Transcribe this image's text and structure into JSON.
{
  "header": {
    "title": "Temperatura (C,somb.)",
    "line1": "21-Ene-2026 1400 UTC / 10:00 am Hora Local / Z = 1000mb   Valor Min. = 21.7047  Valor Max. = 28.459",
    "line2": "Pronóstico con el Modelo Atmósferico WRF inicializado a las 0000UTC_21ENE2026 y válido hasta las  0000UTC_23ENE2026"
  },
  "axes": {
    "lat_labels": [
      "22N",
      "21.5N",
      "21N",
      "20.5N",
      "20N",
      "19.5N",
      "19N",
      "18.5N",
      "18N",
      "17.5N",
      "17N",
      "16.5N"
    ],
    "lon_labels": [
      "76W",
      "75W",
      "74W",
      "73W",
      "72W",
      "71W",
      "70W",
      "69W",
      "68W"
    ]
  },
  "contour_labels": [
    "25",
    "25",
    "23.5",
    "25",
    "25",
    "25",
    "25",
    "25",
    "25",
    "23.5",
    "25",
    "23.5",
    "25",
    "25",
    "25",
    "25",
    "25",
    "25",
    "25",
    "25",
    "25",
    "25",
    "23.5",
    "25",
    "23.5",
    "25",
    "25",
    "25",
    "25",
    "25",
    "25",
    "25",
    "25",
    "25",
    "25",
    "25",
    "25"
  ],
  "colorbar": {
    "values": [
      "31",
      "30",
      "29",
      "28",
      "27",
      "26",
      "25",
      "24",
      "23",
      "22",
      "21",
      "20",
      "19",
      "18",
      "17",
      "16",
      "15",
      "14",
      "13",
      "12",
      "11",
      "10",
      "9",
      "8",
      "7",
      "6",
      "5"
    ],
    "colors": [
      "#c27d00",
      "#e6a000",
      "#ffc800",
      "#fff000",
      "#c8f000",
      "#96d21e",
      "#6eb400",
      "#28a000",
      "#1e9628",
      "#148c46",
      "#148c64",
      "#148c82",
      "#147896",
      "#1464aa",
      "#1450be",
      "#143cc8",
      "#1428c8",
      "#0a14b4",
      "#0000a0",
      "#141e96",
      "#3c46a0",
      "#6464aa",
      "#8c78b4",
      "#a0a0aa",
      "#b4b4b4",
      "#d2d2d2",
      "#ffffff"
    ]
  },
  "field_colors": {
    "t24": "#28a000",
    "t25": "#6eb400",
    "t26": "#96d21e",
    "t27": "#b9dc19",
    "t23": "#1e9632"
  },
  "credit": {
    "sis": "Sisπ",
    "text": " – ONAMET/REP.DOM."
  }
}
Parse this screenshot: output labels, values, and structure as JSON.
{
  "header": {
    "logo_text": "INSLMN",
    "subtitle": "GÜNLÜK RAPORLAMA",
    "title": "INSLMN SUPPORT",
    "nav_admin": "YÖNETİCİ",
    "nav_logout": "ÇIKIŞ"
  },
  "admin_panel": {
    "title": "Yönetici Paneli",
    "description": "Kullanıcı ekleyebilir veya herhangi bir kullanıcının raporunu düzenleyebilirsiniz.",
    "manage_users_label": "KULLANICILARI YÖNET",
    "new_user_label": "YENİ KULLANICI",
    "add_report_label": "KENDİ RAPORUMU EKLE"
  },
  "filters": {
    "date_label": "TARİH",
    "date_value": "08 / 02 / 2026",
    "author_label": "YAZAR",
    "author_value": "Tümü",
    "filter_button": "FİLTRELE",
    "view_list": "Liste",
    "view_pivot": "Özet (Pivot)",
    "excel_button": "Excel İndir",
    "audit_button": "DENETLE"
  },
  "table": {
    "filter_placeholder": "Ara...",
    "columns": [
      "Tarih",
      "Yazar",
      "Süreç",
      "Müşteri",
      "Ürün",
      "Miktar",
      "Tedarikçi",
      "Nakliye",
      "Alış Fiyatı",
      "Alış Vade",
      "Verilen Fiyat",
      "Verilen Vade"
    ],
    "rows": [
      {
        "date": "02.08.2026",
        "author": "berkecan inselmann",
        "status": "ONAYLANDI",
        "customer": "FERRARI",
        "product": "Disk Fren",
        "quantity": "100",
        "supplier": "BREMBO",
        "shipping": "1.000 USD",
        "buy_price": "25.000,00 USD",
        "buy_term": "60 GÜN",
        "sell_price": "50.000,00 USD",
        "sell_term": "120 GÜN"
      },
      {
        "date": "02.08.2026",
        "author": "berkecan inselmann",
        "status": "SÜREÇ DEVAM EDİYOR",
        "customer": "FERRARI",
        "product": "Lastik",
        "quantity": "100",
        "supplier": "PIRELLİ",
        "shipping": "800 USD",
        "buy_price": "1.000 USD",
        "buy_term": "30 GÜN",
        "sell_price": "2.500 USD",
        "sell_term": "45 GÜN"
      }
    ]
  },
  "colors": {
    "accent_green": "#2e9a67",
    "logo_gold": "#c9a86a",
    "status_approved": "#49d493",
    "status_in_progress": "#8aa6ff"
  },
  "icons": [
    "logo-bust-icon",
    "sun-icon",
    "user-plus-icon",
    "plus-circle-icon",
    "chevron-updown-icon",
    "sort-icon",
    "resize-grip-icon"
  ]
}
- - - - - - -
PROBLEM STATEMENT | Please output the complete data exactly.

ANSWER TO THIS PROBLEM |
Transcribe this image's text and structure into JSON.
{
  "header": {
    "title": "Temperatura (C,somb.)",
    "line1": "21-Ene-2026 1400 UTC / 10:00 am Hora Local / Z = 1000mb   Valor Min. = 21.7047  Valor Max. = 28.459",
    "line2": "Pronóstico con el Modelo Atmósferico WRF inicializado a las 0000UTC_21ENE2026 y válido hasta las  0000UTC_23ENE2026"
  },
  "axes": {
    "lat_labels": [
      "22N",
      "21.5N",
      "21N",
      "20.5N",
      "20N",
      "19.5N",
      "19N",
      "18.5N",
      "18N",
      "17.5N",
      "17N",
      "16.5N"
    ],
    "lon_labels": [
      "76W",
      "75W",
      "74W",
      "73W",
      "72W",
      "71W",
      "70W",
      "69W",
      "68W"
    ]
  },
  "contour_labels": [
    "25",
    "25",
    "23.5",
    "25",
    "25",
    "25",
    "25",
    "25",
    "25",
    "23.5",
    "25",
    "23.5",
    "25",
    "25",
    "25",
    "25",
    "25",
    "25",
    "25",
    "25",
    "25",
    "25",
    "23.5",
    "25",
    "23.5",
    "25",
    "25",
    "25",
    "25",
    "25",
    "25",
    "25",
    "25",
    "25",
    "25",
    "25",
    "25"
  ],
  "colorbar": {
    "values": [
      "31",
      "30",
      "29",
      "28",
      "27",
      "26",
      "25",
      "24",
      "23",
      "22",
      "21",
      "20",
      "19",
      "18",
      "17",
      "16",
      "15",
      "14",
      "13",
      "12",
      "11",
      "10",
      "9",
      "8",
      "7",
      "6",
      "5"
    ],
    "colors": [
      "#c27d00",
      "#e6a000",
      "#ffc800",
      "#fff000",
      "#c8f000",
      "#96d21e",
      "#6eb400",
      "#28a000",
      "#1e9628",
      "#148c46",
      "#148c64",
      "#148c82",
      "#147896",
      "#1464aa",
      "#1450be",
      "#143cc8",
      "#1428c8",
      "#0a14b4",
      "#0000a0",
      "#141e96",
      "#3c46a0",
      "#6464aa",
      "#8c78b4",
      "#a0a0aa",
      "#b4b4b4",
      "#d2d2d2",
      "#ffffff"
    ]
  },
  "field_colors": {
    "t24": "#28a000",
    "t25": "#6eb400",
    "t26": "#96d21e",
    "t27": "#b9dc19",
    "t23": "#1e9632"
  },
  "credit": {
    "sis": "Sisπ",
    "text": " – ONAMET/REP.DOM."
  }
}
Parse this screenshot: output labels, values, and structure as JSON.
{
  "header": {
    "logo_text": "INSLMN",
    "subtitle": "GÜNLÜK RAPORLAMA",
    "title": "INSLMN SUPPORT",
    "nav_admin": "YÖNETİCİ",
    "nav_logout": "ÇIKIŞ"
  },
  "admin_panel": {
    "title": "Yönetici Paneli",
    "description": "Kullanıcı ekleyebilir veya herhangi bir kullanıcının raporunu düzenleyebilirsiniz.",
    "manage_users_label": "KULLANICILARI YÖNET",
    "new_user_label": "YENİ KULLANICI",
    "add_report_label": "KENDİ RAPORUMU EKLE"
  },
  "filters": {
    "date_label": "TARİH",
    "date_value": "08 / 02 / 2026",
    "author_label": "YAZAR",
    "author_value": "Tümü",
    "filter_button": "FİLTRELE",
    "view_list": "Liste",
    "view_pivot": "Özet (Pivot)",
    "excel_button": "Excel İndir",
    "audit_button": "DENETLE"
  },
  "table": {
    "filter_placeholder": "Ara...",
    "columns": [
      "Tarih",
      "Yazar",
      "Süreç",
      "Müşteri",
      "Ürün",
      "Miktar",
      "Tedarikçi",
      "Nakliye",
      "Alış Fiyatı",
      "Alış Vade",
      "Verilen Fiyat",
      "Verilen Vade"
    ],
    "rows": [
      {
        "date": "02.08.2026",
        "author": "berkecan inselmann",
        "status": "ONAYLANDI",
        "customer": "FERRARI",
        "product": "Disk Fren",
        "quantity": "100",
        "supplier": "BREMBO",
        "shipping": "1.000 USD",
        "buy_price": "25.000,00 USD",
        "buy_term": "60 GÜN",
        "sell_price": "50.000,00 USD",
        "sell_term": "120 GÜN"
      },
      {
        "date": "02.08.2026",
        "author": "berkecan inselmann",
        "status": "SÜREÇ DEVAM EDİYOR",
        "customer": "FERRARI",
        "product": "Lastik",
        "quantity": "100",
        "supplier": "PIRELLİ",
        "shipping": "800 USD",
        "buy_price": "1.000 USD",
        "buy_term": "30 GÜN",
        "sell_price": "2.500 USD",
        "sell_term": "45 GÜN"
      }
    ]
  },
  "colors": {
    "accent_green": "#2e9a67",
    "logo_gold": "#c9a86a",
    "status_approved": "#49d493",
    "status_in_progress": "#8aa6ff"
  },
  "icons": [
    "logo-bust-icon",
    "sun-icon",
    "user-plus-icon",
    "plus-circle-icon",
    "chevron-updown-icon",
    "sort-icon",
    "resize-grip-icon"
  ]
}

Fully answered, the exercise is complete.